Data listing:
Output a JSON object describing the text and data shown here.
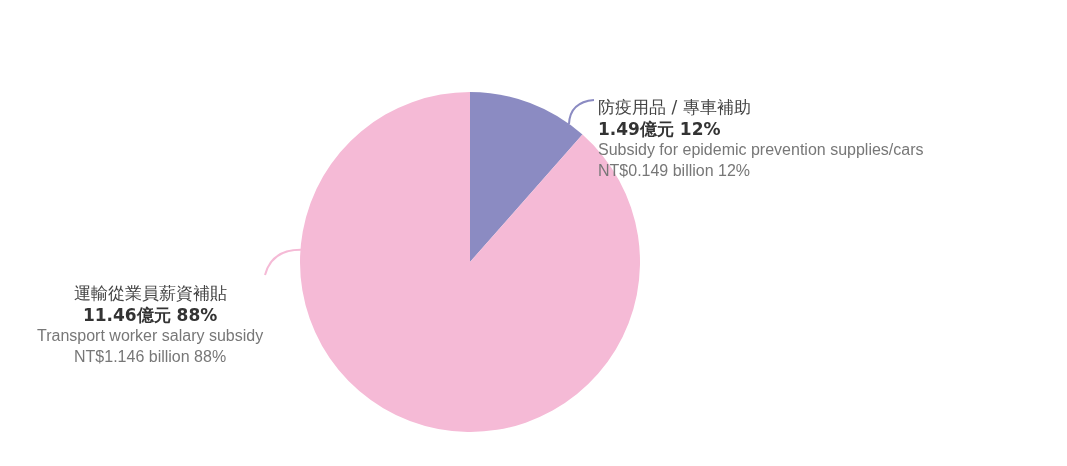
{
  "chart_data": {
    "type": "pie",
    "categories": [
      "防疫用品 / 專車補助",
      "運輸從業員薪資補貼"
    ],
    "values": [
      1.49,
      11.46
    ],
    "colors": [
      "#8b8bc2",
      "#f5bad6"
    ],
    "value_labels": [
      "1.49億元 12%",
      "11.46億元 88%"
    ],
    "annotations": [
      "Subsidy for epidemic prevention supplies/cars",
      "NT$0.149 billion 12%",
      "Transport worker salary subsidy",
      "NT$1.146 billion  88%"
    ],
    "legend": false
  }
}
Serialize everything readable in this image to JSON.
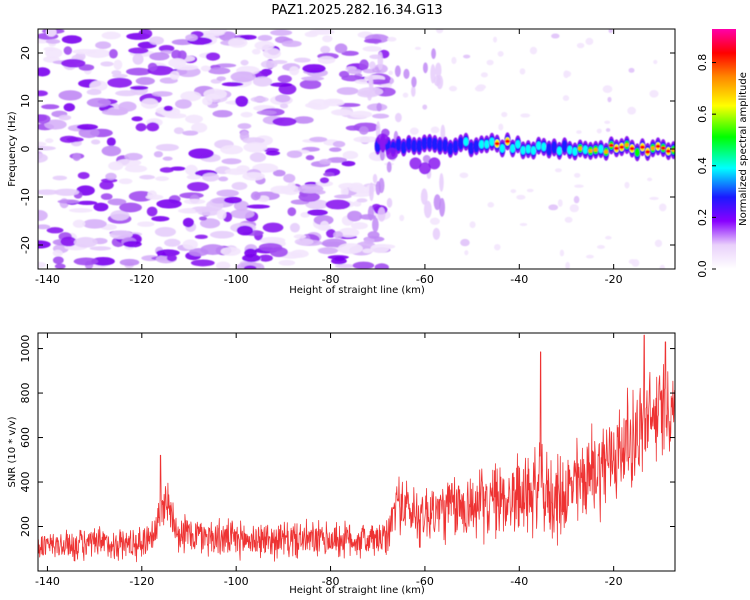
{
  "chart_data": [
    {
      "type": "heatmap",
      "title": "PAZ1.2025.282.16.34.G13",
      "xlabel": "Height of straight line (km)",
      "ylabel": "Frequency (Hz)",
      "xlim": [
        -142,
        -7
      ],
      "ylim": [
        -25,
        25
      ],
      "xticks": [
        -140,
        -120,
        -100,
        -80,
        -60,
        -40,
        -20
      ],
      "yticks": [
        -20,
        -10,
        0,
        10,
        20
      ],
      "colorbar": {
        "label": "Normalized spectral amplitude",
        "range": [
          0,
          0.93
        ],
        "ticks": [
          "0.0",
          "0.2",
          "0.4",
          "0.6",
          "0.8"
        ]
      },
      "description_of_field": {
        "noise_region_x": [
          -142,
          -70
        ],
        "signal_onset_x": -70,
        "signal_frequency_hz": 0.5,
        "amplitude_trend": [
          {
            "x": -68,
            "amp": 0.3
          },
          {
            "x": -60,
            "amp": 0.25
          },
          {
            "x": -52,
            "amp": 0.45
          },
          {
            "x": -44,
            "amp": 0.8
          },
          {
            "x": -36,
            "amp": 0.55
          },
          {
            "x": -28,
            "amp": 0.55
          },
          {
            "x": -22,
            "amp": 0.85
          },
          {
            "x": -15,
            "amp": 0.8
          },
          {
            "x": -10,
            "amp": 0.9
          }
        ]
      }
    },
    {
      "type": "line",
      "title": "",
      "xlabel": "Height of straight line (km)",
      "ylabel": "SNR (10 * v/v)",
      "xlim": [
        -142,
        -7
      ],
      "ylim": [
        0,
        1070
      ],
      "xticks": [
        -140,
        -120,
        -100,
        -80,
        -60,
        -40,
        -20
      ],
      "yticks": [
        200,
        400,
        600,
        800,
        1000
      ],
      "series": [
        {
          "name": "SNR",
          "color": "#ee3333",
          "envelope": {
            "x": [
              -142,
              -130,
              -120,
              -117,
              -115,
              -112,
              -100,
              -80,
              -68,
              -66,
              -62,
              -55,
              -48,
              -42,
              -36,
              -32,
              -26,
              -20,
              -16,
              -13,
              -10,
              -7
            ],
            "mean": [
              110,
              120,
              125,
              190,
              330,
              170,
              140,
              140,
              140,
              320,
              250,
              280,
              300,
              330,
              360,
              320,
              420,
              520,
              600,
              650,
              720,
              760
            ],
            "amp": [
              80,
              90,
              90,
              110,
              130,
              110,
              100,
              100,
              100,
              150,
              170,
              180,
              190,
              210,
              240,
              230,
              250,
              270,
              260,
              280,
              260,
              220
            ]
          },
          "peaks": [
            {
              "x": -116,
              "y": 520
            },
            {
              "x": -35.5,
              "y": 985
            },
            {
              "x": -13.5,
              "y": 1060
            },
            {
              "x": -9,
              "y": 1030
            }
          ]
        }
      ]
    }
  ]
}
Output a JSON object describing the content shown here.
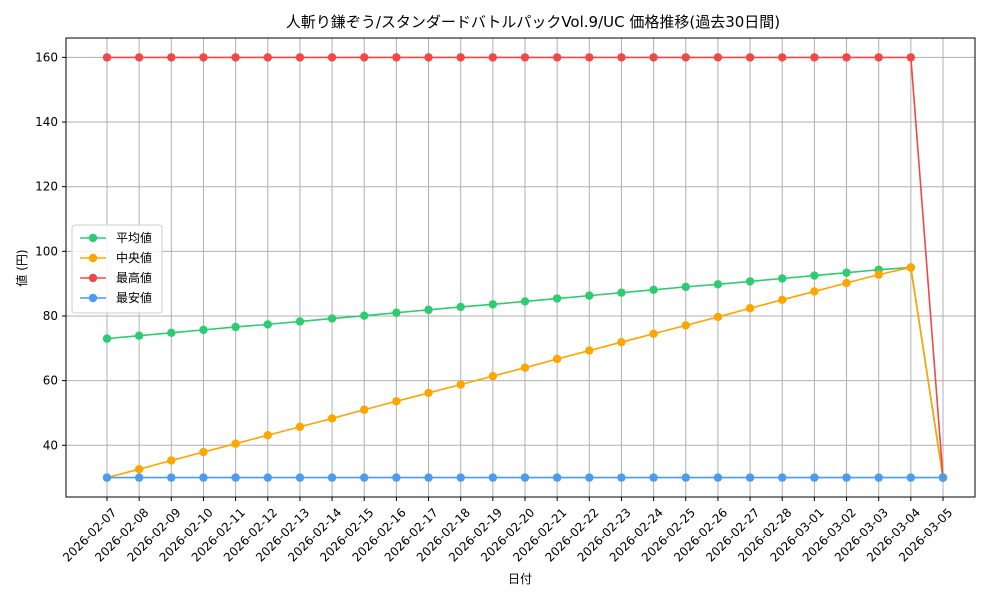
{
  "chart_data": {
    "type": "line",
    "title": "人斬り鎌ぞう/スタンダードバトルパックVol.9/UC 価格推移(過去30日間)",
    "xlabel": "日付",
    "ylabel": "値 (円)",
    "categories": [
      "2026-02-07",
      "2026-02-08",
      "2026-02-09",
      "2026-02-10",
      "2026-02-11",
      "2026-02-12",
      "2026-02-13",
      "2026-02-14",
      "2026-02-15",
      "2026-02-16",
      "2026-02-17",
      "2026-02-18",
      "2026-02-19",
      "2026-02-20",
      "2026-02-21",
      "2026-02-22",
      "2026-02-23",
      "2026-02-24",
      "2026-02-25",
      "2026-02-26",
      "2026-02-27",
      "2026-02-28",
      "2026-03-01",
      "2026-03-02",
      "2026-03-03",
      "2026-03-04",
      "2026-03-05"
    ],
    "ylim": [
      24,
      166
    ],
    "yticks": [
      40,
      60,
      80,
      100,
      120,
      140,
      160
    ],
    "grid": true,
    "legend_position": "center-left",
    "series": [
      {
        "name": "平均値",
        "color": "#2ecc71",
        "values": [
          73,
          73.9,
          74.8,
          75.7,
          76.6,
          77.4,
          78.3,
          79.2,
          80.1,
          81.0,
          81.9,
          82.8,
          83.6,
          84.5,
          85.4,
          86.3,
          87.2,
          88.1,
          89.0,
          89.8,
          90.7,
          91.6,
          92.5,
          93.4,
          94.3,
          95,
          30
        ]
      },
      {
        "name": "中央値",
        "color": "#ffa500",
        "values": [
          30,
          32.6,
          35.3,
          37.9,
          40.5,
          43.1,
          45.7,
          48.3,
          51.0,
          53.6,
          56.2,
          58.8,
          61.4,
          64.0,
          66.7,
          69.3,
          71.9,
          74.5,
          77.1,
          79.7,
          82.4,
          85.0,
          87.6,
          90.2,
          92.8,
          95,
          30
        ]
      },
      {
        "name": "最高値",
        "color": "#f04848",
        "values": [
          160,
          160,
          160,
          160,
          160,
          160,
          160,
          160,
          160,
          160,
          160,
          160,
          160,
          160,
          160,
          160,
          160,
          160,
          160,
          160,
          160,
          160,
          160,
          160,
          160,
          160,
          30
        ]
      },
      {
        "name": "最安値",
        "color": "#4a9cf0",
        "values": [
          30,
          30,
          30,
          30,
          30,
          30,
          30,
          30,
          30,
          30,
          30,
          30,
          30,
          30,
          30,
          30,
          30,
          30,
          30,
          30,
          30,
          30,
          30,
          30,
          30,
          30,
          30
        ]
      }
    ]
  }
}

Set problem:
Check each line of the entries for the string "Output". Copy the lines that have it.

Exercise solution:
Output a JSON object describing the text and data shown here.
Output a JSON object describing the content shown here.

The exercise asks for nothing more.